Find the lines below that contain the string "United". Copy each one.
##### DATA SHOWN #####
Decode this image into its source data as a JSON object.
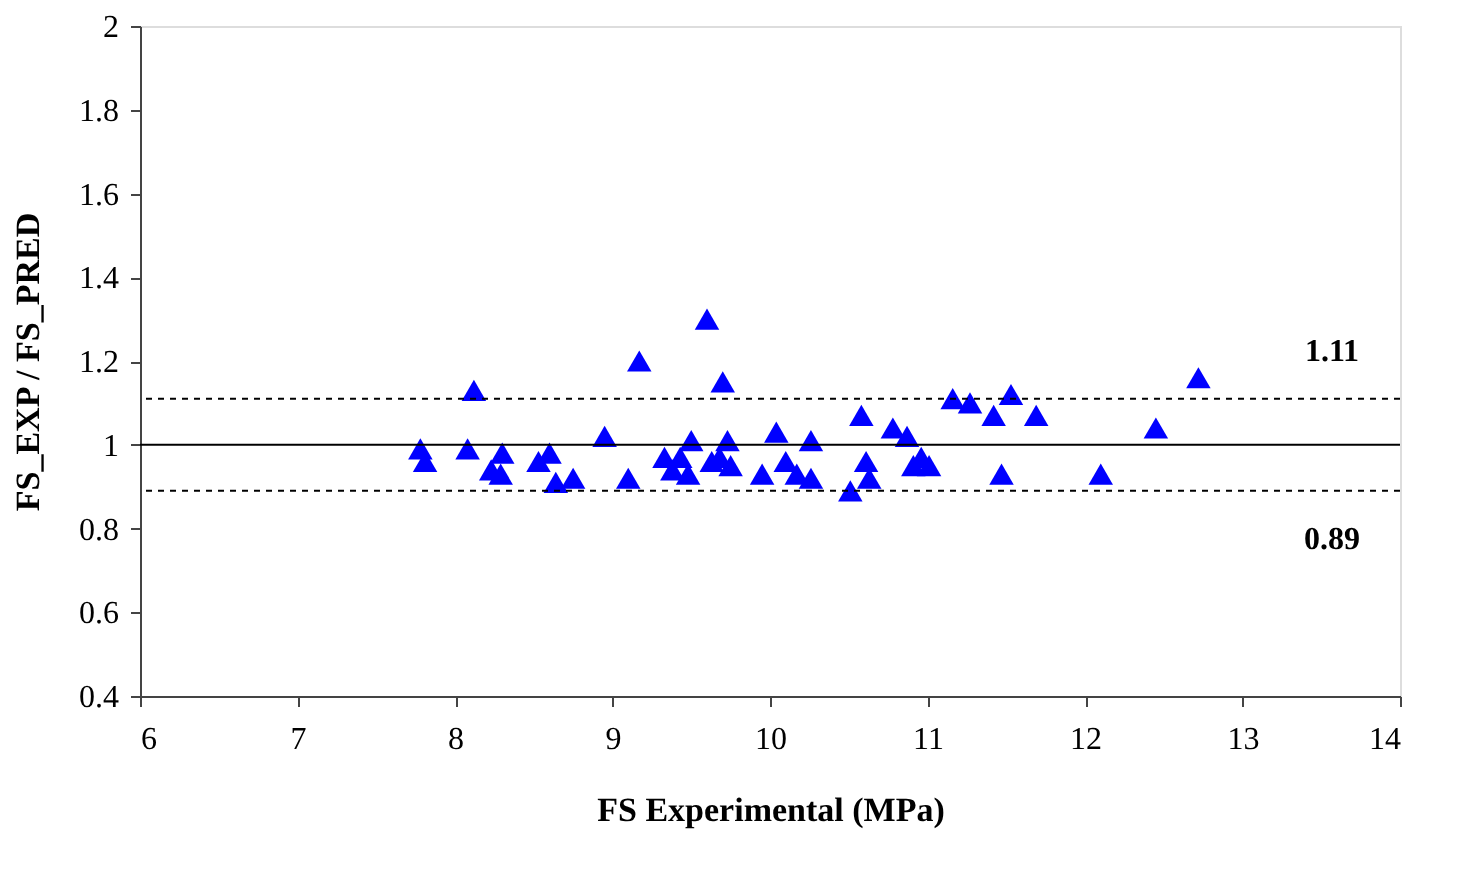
{
  "chart_data": {
    "type": "scatter",
    "xlabel": "FS Experimental (MPa)",
    "ylabel": "FS_EXP / FS_PRED",
    "x": [
      7.78,
      7.81,
      8.12,
      8.08,
      8.23,
      8.3,
      8.29,
      8.53,
      8.6,
      8.64,
      8.75,
      8.95,
      9.1,
      9.17,
      9.33,
      9.38,
      9.43,
      9.48,
      9.5,
      9.6,
      9.63,
      9.68,
      9.7,
      9.73,
      9.75,
      9.95,
      10.04,
      10.1,
      10.17,
      10.26,
      10.26,
      10.51,
      10.58,
      10.61,
      10.63,
      10.78,
      10.86,
      10.87,
      10.91,
      10.96,
      11.01,
      11.16,
      11.27,
      11.42,
      11.47,
      11.53,
      11.69,
      12.1,
      12.45,
      12.72
    ],
    "series": [
      {
        "color": "#0000ff",
        "values": [
          0.99,
          0.96,
          1.13,
          0.99,
          0.94,
          0.98,
          0.93,
          0.96,
          0.98,
          0.91,
          0.92,
          1.02,
          0.92,
          1.2,
          0.97,
          0.94,
          0.97,
          0.93,
          1.01,
          1.3,
          0.96,
          0.97,
          1.15,
          1.01,
          0.95,
          0.93,
          1.03,
          0.96,
          0.93,
          1.01,
          0.92,
          0.89,
          1.07,
          0.96,
          0.92,
          1.04,
          null,
          1.02,
          0.95,
          0.97,
          0.95,
          1.11,
          1.1,
          1.07,
          0.93,
          1.12,
          1.07,
          0.93,
          1.04,
          1.16
        ]
      }
    ],
    "marker": "triangle",
    "xlim": [
      6,
      14
    ],
    "xticks": [
      6,
      7,
      8,
      9,
      10,
      11,
      12,
      13,
      14
    ],
    "ylim": [
      0.4,
      2
    ],
    "yticks": [
      0.4,
      0.6,
      0.8,
      1,
      1.2,
      1.4,
      1.6,
      1.8,
      2
    ],
    "grid": false,
    "legend": false,
    "ref_lines": [
      {
        "axis": "y",
        "value": 1,
        "color": "#000000",
        "line_style": "solid"
      },
      {
        "axis": "y",
        "value": 1.11,
        "label": "1.11",
        "color": "#000000",
        "line_style": "dashed"
      },
      {
        "axis": "y",
        "value": 0.89,
        "label": "0.89",
        "color": "#000000",
        "line_style": "dashed"
      }
    ]
  }
}
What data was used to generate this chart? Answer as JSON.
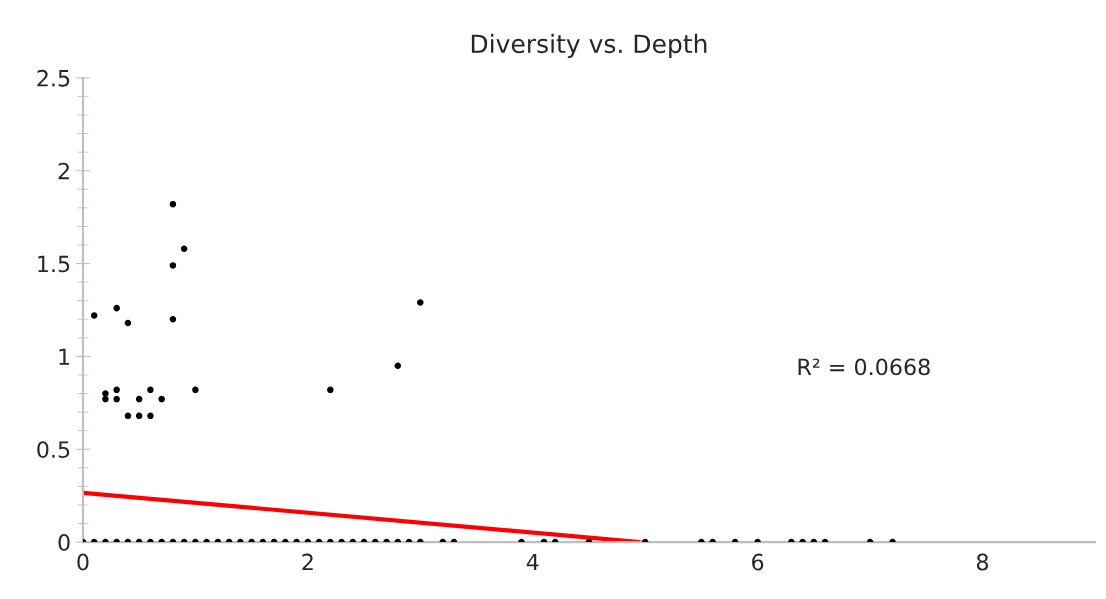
{
  "chart_data": {
    "type": "scatter",
    "title": "Diversity vs. Depth",
    "series": [
      {
        "color": "#000000",
        "marker": "circle",
        "x": [
          0.1,
          0.3,
          0.4,
          0.8,
          0.9,
          0.8,
          0.8,
          3.0,
          2.8,
          2.2,
          1.0,
          0.2,
          0.2,
          0.3,
          0.3,
          0.5,
          0.6,
          0.7,
          0.4,
          0.5,
          0.6,
          0,
          0.1,
          0.2,
          0.3,
          0.4,
          0.5,
          0.6,
          0.7,
          0.8,
          0.9,
          1.0,
          1.1,
          1.2,
          1.3,
          1.4,
          1.5,
          1.6,
          1.7,
          1.8,
          1.9,
          2.0,
          2.1,
          2.2,
          2.3,
          2.4,
          2.5,
          2.6,
          2.7,
          2.8,
          2.9,
          3.0,
          3.2,
          3.3,
          3.9,
          4.1,
          4.2,
          4.5,
          5.0,
          5.5,
          5.6,
          5.8,
          6.0,
          6.3,
          6.4,
          6.5,
          6.6,
          7.0,
          7.2
        ],
        "values": [
          1.22,
          1.26,
          1.18,
          1.82,
          1.58,
          1.49,
          1.2,
          1.29,
          0.95,
          0.82,
          0.82,
          0.8,
          0.77,
          0.82,
          0.77,
          0.77,
          0.82,
          0.77,
          0.68,
          0.68,
          0.68,
          0,
          0,
          0,
          0,
          0,
          0,
          0,
          0,
          0,
          0,
          0,
          0,
          0,
          0,
          0,
          0,
          0,
          0,
          0,
          0,
          0,
          0,
          0,
          0,
          0,
          0,
          0,
          0,
          0,
          0,
          0,
          0,
          0,
          0,
          0,
          0,
          0,
          0,
          0,
          0,
          0,
          0,
          0,
          0,
          0,
          0,
          0,
          0
        ]
      },
      {
        "type": "line",
        "color": "#ff0000",
        "line_style": "solid",
        "x": [
          0,
          4.95
        ],
        "values": [
          0.265,
          0
        ]
      }
    ],
    "annotations": [
      "R² = 0.0668"
    ],
    "xlim": [
      0,
      9
    ],
    "xticks": [
      0,
      2,
      4,
      6,
      8
    ],
    "ylim": [
      0,
      2.5
    ],
    "yticks": [
      0,
      0.5,
      1,
      1.5,
      2,
      2.5
    ],
    "grid": false,
    "legend": false
  }
}
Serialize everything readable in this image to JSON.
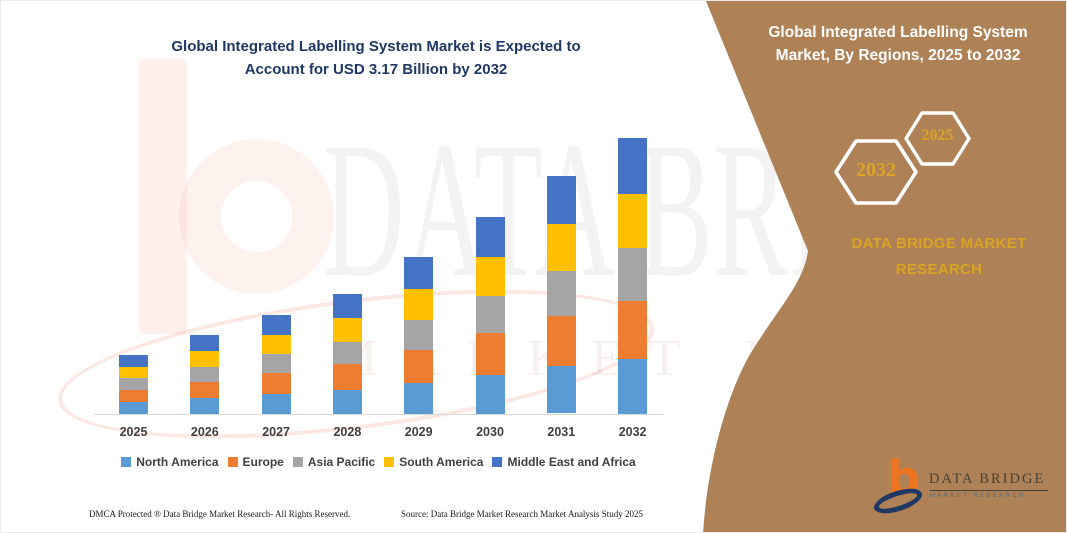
{
  "chart": {
    "title_line1": "Global Integrated Labelling System Market is Expected to",
    "title_line2": "Account for USD 3.17 Billion by 2032"
  },
  "chart_data": {
    "type": "bar",
    "stacked": true,
    "title": "Global Integrated Labelling System Market is Expected to Account for USD 3.17 Billion by 2032",
    "xlabel": "",
    "ylabel": "",
    "unit": "USD Billion",
    "y_axis_visible": false,
    "gridlines": false,
    "legend_position": "bottom",
    "ylim": [
      0,
      3.4
    ],
    "categories": [
      "2025",
      "2026",
      "2027",
      "2028",
      "2029",
      "2030",
      "2031",
      "2032"
    ],
    "series": [
      {
        "name": "North America",
        "color": "#5B9BD5",
        "values": [
          0.14,
          0.18,
          0.23,
          0.28,
          0.36,
          0.45,
          0.55,
          0.63
        ]
      },
      {
        "name": "Europe",
        "color": "#ED7D31",
        "values": [
          0.14,
          0.19,
          0.24,
          0.29,
          0.38,
          0.48,
          0.57,
          0.67
        ]
      },
      {
        "name": "Asia Pacific",
        "color": "#A5A5A5",
        "values": [
          0.13,
          0.17,
          0.22,
          0.26,
          0.34,
          0.43,
          0.52,
          0.6
        ]
      },
      {
        "name": "South America",
        "color": "#FFC000",
        "values": [
          0.13,
          0.18,
          0.22,
          0.27,
          0.36,
          0.45,
          0.54,
          0.63
        ]
      },
      {
        "name": "Middle East and Africa",
        "color": "#4472C4",
        "values": [
          0.14,
          0.19,
          0.23,
          0.28,
          0.37,
          0.46,
          0.55,
          0.64
        ]
      }
    ],
    "totals": [
      0.68,
      0.91,
      1.14,
      1.38,
      1.81,
      2.27,
      2.73,
      3.17
    ],
    "annotations": [
      "USD 3.17 Billion by 2032"
    ]
  },
  "side_panel": {
    "background_color": "#AE8156",
    "title_line1": "Global Integrated Labelling System",
    "title_line2": "Market, By Regions, 2025 to 2032",
    "hex_year_large": "2032",
    "hex_year_small": "2025",
    "brand_line1": "DATA BRIDGE MARKET",
    "brand_line2": "RESEARCH",
    "accent_color": "#D9A422"
  },
  "watermark": {
    "brand": "DATA BRIDGE",
    "sub": "MARKET RESEARCH"
  },
  "footer": {
    "dmca": "DMCA Protected ® Data Bridge Market Research-  All Rights Reserved.",
    "source": "Source: Data Bridge Market Research  Market Analysis Study 2025"
  },
  "logo": {
    "wordmark": "DATA BRIDGE",
    "tagline": "MARKET RESEARCH",
    "b_glyph": "b",
    "orange": "#EE7623",
    "navy": "#1F3864"
  }
}
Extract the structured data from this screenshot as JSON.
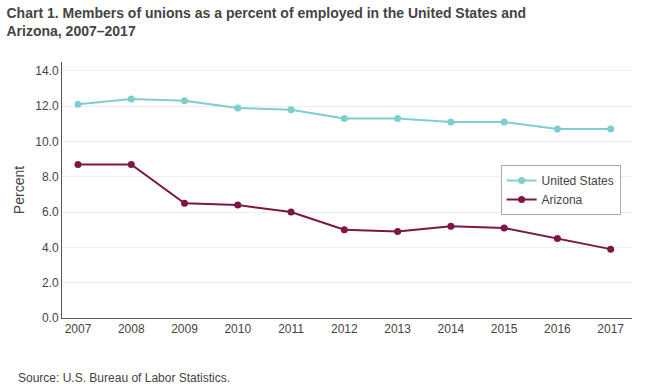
{
  "chart_data": {
    "type": "line",
    "title": "Chart 1. Members of unions as a percent of employed in the United States and Arizona, 2007–2017",
    "ylabel": "Percent",
    "annotations": [
      "Source: U.S. Bureau of Labor Statistics."
    ],
    "x": [
      2007,
      2008,
      2009,
      2010,
      2011,
      2012,
      2013,
      2014,
      2015,
      2016,
      2017
    ],
    "series": [
      {
        "name": "United States",
        "color": "#7ecece",
        "marker": "circle",
        "values": [
          12.1,
          12.4,
          12.3,
          11.9,
          11.8,
          11.3,
          11.3,
          11.1,
          11.1,
          10.7,
          10.7
        ]
      },
      {
        "name": "Arizona",
        "color": "#7b1645",
        "marker": "circle",
        "values": [
          8.7,
          8.7,
          6.5,
          6.4,
          6.0,
          5.0,
          4.9,
          5.2,
          5.1,
          4.5,
          3.9
        ]
      }
    ],
    "xlim": [
      2006.7,
      2017.4
    ],
    "xticks": [
      2007,
      2008,
      2009,
      2010,
      2011,
      2012,
      2013,
      2014,
      2015,
      2016,
      2017
    ],
    "ylim": [
      0,
      14.5
    ],
    "yticks": [
      {
        "value": 0,
        "label": "0.0"
      },
      {
        "value": 2,
        "label": "2.0"
      },
      {
        "value": 4,
        "label": "4.0"
      },
      {
        "value": 6,
        "label": "6.0"
      },
      {
        "value": 8,
        "label": "8.0"
      },
      {
        "value": 10,
        "label": "10.0"
      },
      {
        "value": 12,
        "label": "12.0"
      },
      {
        "value": 14,
        "label": "14.0"
      }
    ],
    "grid": true,
    "legend": "right"
  }
}
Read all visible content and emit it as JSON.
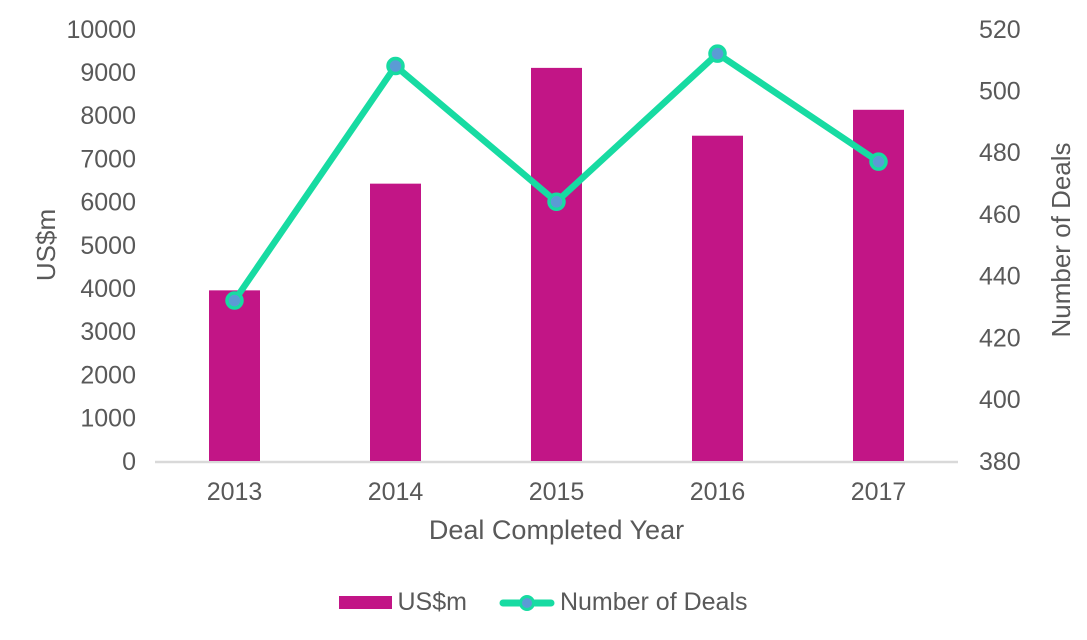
{
  "chart_data": {
    "type": "combo-bar-line",
    "categories": [
      "2013",
      "2014",
      "2015",
      "2016",
      "2017"
    ],
    "series": [
      {
        "name": "US$m",
        "type": "bar",
        "axis": "left",
        "values": [
          3950,
          6420,
          9100,
          7530,
          8130
        ],
        "color": "#C21586"
      },
      {
        "name": "Number of Deals",
        "type": "line",
        "axis": "right",
        "values": [
          432,
          508,
          464,
          512,
          477
        ],
        "color": "#17DBA2",
        "marker_color": "#5B9BD5"
      }
    ],
    "left_axis": {
      "title": "US$m",
      "min": 0,
      "max": 10000,
      "step": 1000
    },
    "right_axis": {
      "title": "Number of Deals",
      "min": 380,
      "max": 520,
      "step": 20
    },
    "x_axis": {
      "title": "Deal Completed Year"
    },
    "legend": {
      "position": "bottom",
      "items": [
        "US$m",
        "Number of Deals"
      ]
    },
    "grid": false,
    "styles": {
      "text_color": "#595959",
      "axis_line_color": "#D9D9D9",
      "background": "#FFFFFF"
    }
  }
}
#####
→ RESULT BELOW:
    "title": "Chart 1. Members of unions as a percent of employed in the United States and Arizona, 2007–2017",
        "name": "United States",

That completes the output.